## Task requirements
Tally the lines that contain the string "mixing" and state that total without comment.

## Available data
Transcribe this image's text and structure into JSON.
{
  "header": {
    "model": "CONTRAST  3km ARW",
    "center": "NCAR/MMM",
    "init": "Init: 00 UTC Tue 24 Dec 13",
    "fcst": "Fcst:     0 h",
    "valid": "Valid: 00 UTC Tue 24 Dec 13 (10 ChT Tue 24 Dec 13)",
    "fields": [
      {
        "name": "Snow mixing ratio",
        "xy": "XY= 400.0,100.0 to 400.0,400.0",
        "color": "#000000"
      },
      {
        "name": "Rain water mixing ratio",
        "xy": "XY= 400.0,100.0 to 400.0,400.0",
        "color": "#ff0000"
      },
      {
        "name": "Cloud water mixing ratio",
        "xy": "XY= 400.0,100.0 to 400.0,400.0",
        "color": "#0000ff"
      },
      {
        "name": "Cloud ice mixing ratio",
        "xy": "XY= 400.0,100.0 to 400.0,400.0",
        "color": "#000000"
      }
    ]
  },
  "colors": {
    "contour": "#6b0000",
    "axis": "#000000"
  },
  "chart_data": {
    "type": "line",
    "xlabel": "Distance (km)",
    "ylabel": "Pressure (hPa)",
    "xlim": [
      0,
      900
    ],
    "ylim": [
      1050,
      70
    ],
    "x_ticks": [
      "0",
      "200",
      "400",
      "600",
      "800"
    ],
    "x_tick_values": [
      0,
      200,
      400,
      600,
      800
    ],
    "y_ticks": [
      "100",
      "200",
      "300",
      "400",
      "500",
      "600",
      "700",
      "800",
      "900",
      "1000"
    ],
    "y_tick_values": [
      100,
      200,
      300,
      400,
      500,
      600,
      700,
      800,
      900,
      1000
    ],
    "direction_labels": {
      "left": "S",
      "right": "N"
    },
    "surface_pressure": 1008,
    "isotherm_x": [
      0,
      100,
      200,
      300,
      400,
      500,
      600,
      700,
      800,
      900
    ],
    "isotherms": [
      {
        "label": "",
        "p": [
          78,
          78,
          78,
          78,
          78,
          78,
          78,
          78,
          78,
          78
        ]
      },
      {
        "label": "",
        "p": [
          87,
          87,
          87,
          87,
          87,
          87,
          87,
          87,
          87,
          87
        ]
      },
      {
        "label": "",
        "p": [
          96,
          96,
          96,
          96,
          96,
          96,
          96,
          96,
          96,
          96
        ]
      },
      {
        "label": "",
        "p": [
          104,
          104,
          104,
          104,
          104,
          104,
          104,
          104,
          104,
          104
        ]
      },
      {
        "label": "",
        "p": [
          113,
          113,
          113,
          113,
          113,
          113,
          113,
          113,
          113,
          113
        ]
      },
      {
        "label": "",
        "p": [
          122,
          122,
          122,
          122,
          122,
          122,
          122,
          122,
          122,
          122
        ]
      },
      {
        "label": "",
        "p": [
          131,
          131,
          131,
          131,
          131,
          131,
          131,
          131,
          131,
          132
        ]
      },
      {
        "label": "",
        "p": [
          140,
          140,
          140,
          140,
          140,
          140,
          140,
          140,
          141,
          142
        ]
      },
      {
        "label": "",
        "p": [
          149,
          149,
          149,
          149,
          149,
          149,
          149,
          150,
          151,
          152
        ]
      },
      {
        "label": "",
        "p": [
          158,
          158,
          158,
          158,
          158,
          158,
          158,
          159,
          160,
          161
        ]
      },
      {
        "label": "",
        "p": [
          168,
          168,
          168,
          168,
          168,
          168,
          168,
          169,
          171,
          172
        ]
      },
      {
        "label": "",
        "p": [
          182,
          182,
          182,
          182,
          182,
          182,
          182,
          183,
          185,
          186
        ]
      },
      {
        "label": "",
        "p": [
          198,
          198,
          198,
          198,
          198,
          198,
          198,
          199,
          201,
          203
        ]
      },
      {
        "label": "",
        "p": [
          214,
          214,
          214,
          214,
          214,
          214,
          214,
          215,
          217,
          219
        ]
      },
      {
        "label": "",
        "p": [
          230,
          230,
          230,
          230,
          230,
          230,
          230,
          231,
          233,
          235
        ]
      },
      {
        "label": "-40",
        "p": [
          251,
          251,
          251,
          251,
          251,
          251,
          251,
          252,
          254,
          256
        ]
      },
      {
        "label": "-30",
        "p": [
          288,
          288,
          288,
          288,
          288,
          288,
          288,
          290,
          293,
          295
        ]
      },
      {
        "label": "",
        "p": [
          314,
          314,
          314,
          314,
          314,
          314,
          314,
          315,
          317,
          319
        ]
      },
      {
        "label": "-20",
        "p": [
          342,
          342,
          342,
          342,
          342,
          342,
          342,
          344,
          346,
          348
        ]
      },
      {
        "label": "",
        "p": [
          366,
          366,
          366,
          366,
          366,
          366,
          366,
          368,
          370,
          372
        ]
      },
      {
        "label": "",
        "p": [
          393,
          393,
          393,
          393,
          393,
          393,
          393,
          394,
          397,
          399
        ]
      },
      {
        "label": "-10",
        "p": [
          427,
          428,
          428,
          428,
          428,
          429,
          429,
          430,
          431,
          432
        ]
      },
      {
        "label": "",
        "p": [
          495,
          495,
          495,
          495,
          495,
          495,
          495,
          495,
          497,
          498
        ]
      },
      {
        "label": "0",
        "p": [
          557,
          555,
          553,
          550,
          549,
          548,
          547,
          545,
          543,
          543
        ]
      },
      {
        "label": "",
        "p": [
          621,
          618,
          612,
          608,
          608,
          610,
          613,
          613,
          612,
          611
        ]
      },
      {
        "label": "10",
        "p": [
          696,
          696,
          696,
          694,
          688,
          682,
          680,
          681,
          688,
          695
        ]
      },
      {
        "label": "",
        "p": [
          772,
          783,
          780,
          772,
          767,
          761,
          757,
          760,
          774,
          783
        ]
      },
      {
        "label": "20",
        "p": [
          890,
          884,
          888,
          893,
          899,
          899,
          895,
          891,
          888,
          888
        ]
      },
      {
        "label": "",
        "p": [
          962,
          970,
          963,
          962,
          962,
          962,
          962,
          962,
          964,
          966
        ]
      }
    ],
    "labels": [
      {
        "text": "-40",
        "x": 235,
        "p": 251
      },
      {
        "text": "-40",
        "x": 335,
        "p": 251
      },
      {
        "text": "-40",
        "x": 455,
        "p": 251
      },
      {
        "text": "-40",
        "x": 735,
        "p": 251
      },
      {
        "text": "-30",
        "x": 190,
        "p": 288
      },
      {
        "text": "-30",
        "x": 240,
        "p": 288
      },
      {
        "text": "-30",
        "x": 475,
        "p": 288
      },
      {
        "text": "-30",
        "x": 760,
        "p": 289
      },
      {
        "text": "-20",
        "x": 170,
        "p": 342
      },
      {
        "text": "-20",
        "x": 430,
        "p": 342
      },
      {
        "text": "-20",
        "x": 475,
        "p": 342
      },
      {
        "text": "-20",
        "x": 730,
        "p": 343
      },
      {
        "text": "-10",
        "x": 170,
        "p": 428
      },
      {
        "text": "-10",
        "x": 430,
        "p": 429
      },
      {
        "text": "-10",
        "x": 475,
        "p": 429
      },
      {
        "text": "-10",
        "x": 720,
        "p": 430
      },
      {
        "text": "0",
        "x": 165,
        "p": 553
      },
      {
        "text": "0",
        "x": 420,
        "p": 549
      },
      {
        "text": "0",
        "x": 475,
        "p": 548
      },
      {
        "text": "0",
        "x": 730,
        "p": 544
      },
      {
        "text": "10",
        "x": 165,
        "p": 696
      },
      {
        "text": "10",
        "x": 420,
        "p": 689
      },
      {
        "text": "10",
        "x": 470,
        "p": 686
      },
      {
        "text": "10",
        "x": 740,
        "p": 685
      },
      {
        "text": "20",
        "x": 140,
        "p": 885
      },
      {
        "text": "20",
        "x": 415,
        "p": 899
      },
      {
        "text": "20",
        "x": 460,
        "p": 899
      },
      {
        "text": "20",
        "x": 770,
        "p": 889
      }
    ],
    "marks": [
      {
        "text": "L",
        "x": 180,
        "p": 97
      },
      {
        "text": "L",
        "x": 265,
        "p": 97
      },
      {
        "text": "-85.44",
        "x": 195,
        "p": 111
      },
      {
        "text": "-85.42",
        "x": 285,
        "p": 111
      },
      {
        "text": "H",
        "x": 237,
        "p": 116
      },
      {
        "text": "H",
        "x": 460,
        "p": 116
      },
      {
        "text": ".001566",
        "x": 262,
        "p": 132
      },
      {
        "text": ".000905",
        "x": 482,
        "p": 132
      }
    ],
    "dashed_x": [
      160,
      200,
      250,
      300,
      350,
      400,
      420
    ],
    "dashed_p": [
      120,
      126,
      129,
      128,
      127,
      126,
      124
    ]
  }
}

## Reply
4